# [WHAT IS EXPECTED]
Each entry must be given again exactly; images do not belong in the copy.
--- SUPPLIED DATA ---
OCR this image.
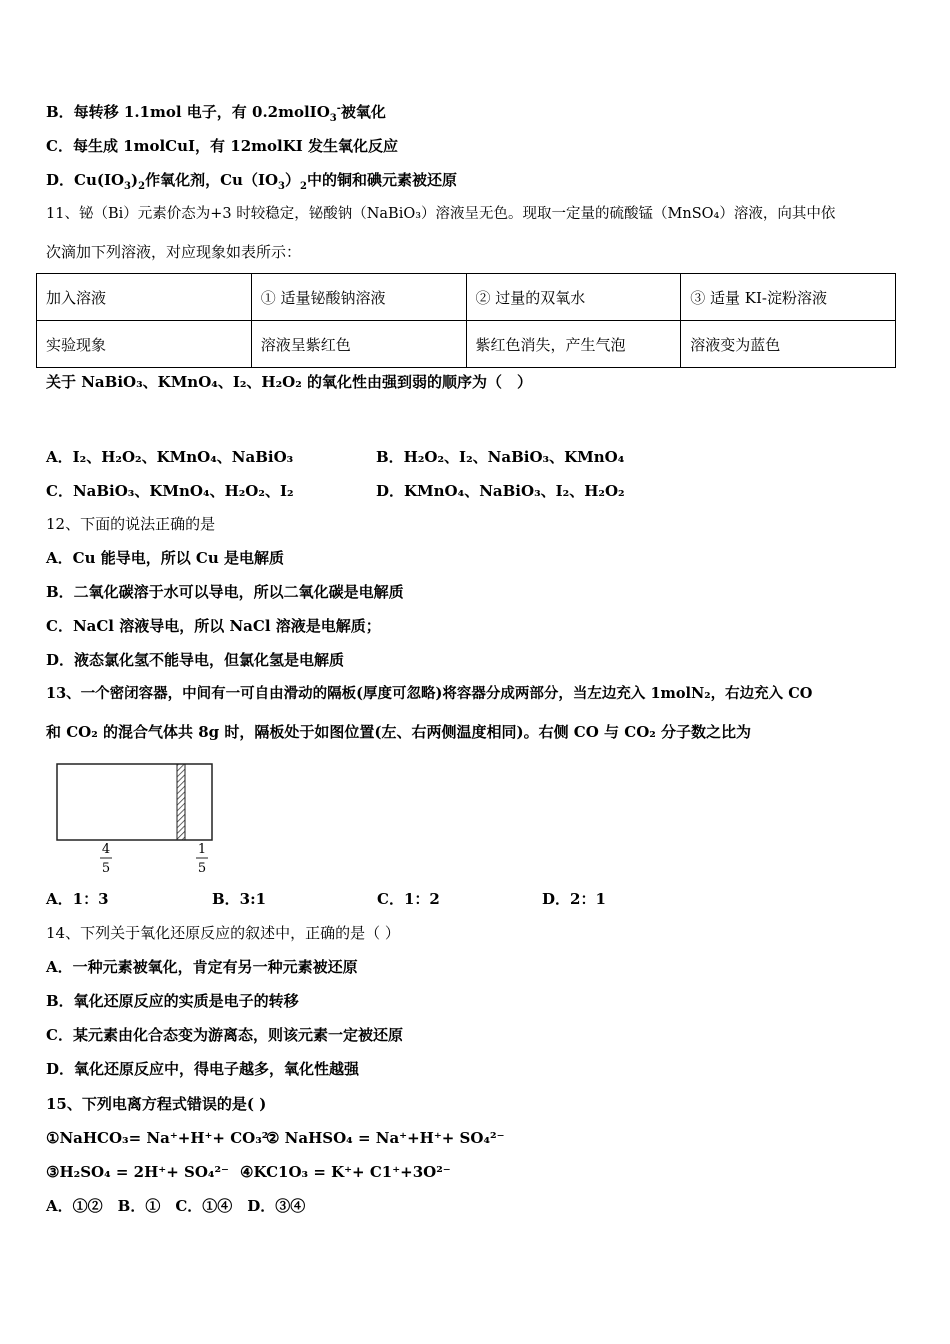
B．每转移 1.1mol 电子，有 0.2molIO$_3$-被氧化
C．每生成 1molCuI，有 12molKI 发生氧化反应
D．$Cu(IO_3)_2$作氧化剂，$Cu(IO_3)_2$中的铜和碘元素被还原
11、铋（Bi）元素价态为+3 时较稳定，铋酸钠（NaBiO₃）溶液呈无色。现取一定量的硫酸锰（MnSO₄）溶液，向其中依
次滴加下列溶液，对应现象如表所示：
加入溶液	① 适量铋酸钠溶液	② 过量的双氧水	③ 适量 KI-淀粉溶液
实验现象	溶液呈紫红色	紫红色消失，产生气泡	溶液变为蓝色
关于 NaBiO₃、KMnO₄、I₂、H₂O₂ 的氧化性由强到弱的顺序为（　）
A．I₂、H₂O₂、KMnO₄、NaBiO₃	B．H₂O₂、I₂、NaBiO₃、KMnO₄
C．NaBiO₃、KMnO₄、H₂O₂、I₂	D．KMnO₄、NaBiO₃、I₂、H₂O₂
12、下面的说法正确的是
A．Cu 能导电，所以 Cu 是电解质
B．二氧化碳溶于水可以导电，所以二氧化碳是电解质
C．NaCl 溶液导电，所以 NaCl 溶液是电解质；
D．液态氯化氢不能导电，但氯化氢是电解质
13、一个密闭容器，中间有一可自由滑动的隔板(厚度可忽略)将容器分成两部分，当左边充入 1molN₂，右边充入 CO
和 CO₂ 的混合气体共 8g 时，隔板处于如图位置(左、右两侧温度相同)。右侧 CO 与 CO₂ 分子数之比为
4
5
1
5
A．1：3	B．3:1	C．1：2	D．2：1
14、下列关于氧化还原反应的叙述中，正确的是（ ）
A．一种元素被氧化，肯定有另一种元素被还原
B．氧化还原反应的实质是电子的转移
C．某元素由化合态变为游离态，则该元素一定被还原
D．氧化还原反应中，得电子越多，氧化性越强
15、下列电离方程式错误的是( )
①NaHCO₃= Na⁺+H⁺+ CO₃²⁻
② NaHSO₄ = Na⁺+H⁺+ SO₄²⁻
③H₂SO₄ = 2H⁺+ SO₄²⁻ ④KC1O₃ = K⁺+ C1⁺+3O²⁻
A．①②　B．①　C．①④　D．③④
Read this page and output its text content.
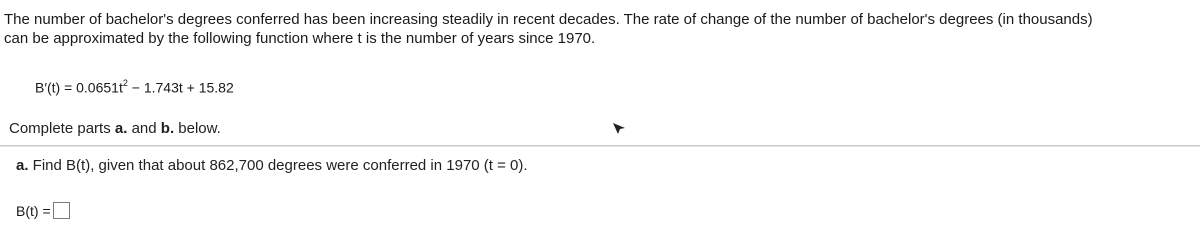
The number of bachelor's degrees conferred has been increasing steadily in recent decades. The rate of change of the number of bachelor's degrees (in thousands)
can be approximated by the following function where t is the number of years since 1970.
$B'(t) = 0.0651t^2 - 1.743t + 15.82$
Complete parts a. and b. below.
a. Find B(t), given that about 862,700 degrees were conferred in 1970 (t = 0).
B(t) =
---
# [THE ANSWER]
OCR this image.
B．每转移 1.1mol 电子，有 0.2molIO$_3$-被氧化
C．每生成 1molCuI，有 12molKI 发生氧化反应
D．$Cu(IO_3)_2$作氧化剂，$Cu(IO_3)_2$中的铜和碘元素被还原
11、铋（Bi）元素价态为+3 时较稳定，铋酸钠（NaBiO₃）溶液呈无色。现取一定量的硫酸锰（MnSO₄）溶液，向其中依
次滴加下列溶液，对应现象如表所示：
加入溶液	① 适量铋酸钠溶液	② 过量的双氧水	③ 适量 KI-淀粉溶液
实验现象	溶液呈紫红色	紫红色消失，产生气泡	溶液变为蓝色
关于 NaBiO₃、KMnO₄、I₂、H₂O₂ 的氧化性由强到弱的顺序为（　）
A．I₂、H₂O₂、KMnO₄、NaBiO₃	B．H₂O₂、I₂、NaBiO₃、KMnO₄
C．NaBiO₃、KMnO₄、H₂O₂、I₂	D．KMnO₄、NaBiO₃、I₂、H₂O₂
12、下面的说法正确的是
A．Cu 能导电，所以 Cu 是电解质
B．二氧化碳溶于水可以导电，所以二氧化碳是电解质
C．NaCl 溶液导电，所以 NaCl 溶液是电解质；
D．液态氯化氢不能导电，但氯化氢是电解质
13、一个密闭容器，中间有一可自由滑动的隔板(厚度可忽略)将容器分成两部分，当左边充入 1molN₂，右边充入 CO
和 CO₂ 的混合气体共 8g 时，隔板处于如图位置(左、右两侧温度相同)。右侧 CO 与 CO₂ 分子数之比为
4
5
1
5
A．1：3	B．3:1	C．1：2	D．2：1
14、下列关于氧化还原反应的叙述中，正确的是（ ）
A．一种元素被氧化，肯定有另一种元素被还原
B．氧化还原反应的实质是电子的转移
C．某元素由化合态变为游离态，则该元素一定被还原
D．氧化还原反应中，得电子越多，氧化性越强
15、下列电离方程式错误的是( )
①NaHCO₃= Na⁺+H⁺+ CO₃²⁻
② NaHSO₄ = Na⁺+H⁺+ SO₄²⁻
③H₂SO₄ = 2H⁺+ SO₄²⁻ ④KC1O₃ = K⁺+ C1⁺+3O²⁻
A．①②　B．①　C．①④　D．③④
Read this page and output its text content.
The number of bachelor's degrees conferred has been increasing steadily in recent decades. The rate of change of the number of bachelor's degrees (in thousands)
can be approximated by the following function where t is the number of years since 1970.
$B'(t) = 0.0651t^2 - 1.743t + 15.82$
Complete parts a. and b. below.
a. Find B(t), given that about 862,700 degrees were conferred in 1970 (t = 0).
B(t) =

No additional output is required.